Copy out all lines carrying the word "période".

━━━ Raw data

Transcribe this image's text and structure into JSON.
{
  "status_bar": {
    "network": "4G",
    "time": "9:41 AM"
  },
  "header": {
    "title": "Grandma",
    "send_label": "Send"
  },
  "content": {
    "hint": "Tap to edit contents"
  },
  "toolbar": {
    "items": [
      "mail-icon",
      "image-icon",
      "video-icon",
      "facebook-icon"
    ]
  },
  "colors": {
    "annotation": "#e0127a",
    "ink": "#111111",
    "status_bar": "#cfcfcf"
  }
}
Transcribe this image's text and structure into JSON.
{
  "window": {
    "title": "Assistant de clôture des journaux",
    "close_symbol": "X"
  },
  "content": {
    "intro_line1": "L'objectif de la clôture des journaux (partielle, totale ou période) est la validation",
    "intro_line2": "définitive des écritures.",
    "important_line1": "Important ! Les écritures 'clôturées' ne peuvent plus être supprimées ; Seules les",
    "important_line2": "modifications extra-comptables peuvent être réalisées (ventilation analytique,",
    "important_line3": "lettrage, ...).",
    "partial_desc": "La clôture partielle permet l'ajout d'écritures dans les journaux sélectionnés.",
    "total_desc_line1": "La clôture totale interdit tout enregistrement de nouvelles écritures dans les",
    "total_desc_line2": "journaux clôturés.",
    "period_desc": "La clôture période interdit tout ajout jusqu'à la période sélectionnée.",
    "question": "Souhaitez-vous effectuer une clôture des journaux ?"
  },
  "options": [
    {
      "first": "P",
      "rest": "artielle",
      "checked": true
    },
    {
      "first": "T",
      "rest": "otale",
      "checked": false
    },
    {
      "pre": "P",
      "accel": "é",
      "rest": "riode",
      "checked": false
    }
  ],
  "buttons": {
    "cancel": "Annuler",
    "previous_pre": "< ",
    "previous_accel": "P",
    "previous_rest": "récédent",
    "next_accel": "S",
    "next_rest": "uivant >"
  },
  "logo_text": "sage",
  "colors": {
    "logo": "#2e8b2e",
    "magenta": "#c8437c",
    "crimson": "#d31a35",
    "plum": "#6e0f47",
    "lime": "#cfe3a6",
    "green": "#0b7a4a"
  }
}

━━━━━━

• The reply
    "intro_line1": "L'objectif de la clôture des journaux (partielle, totale ou période) est la validation",
    "period_desc": "La clôture période interdit tout ajout jusqu'à la période sélectionnée.",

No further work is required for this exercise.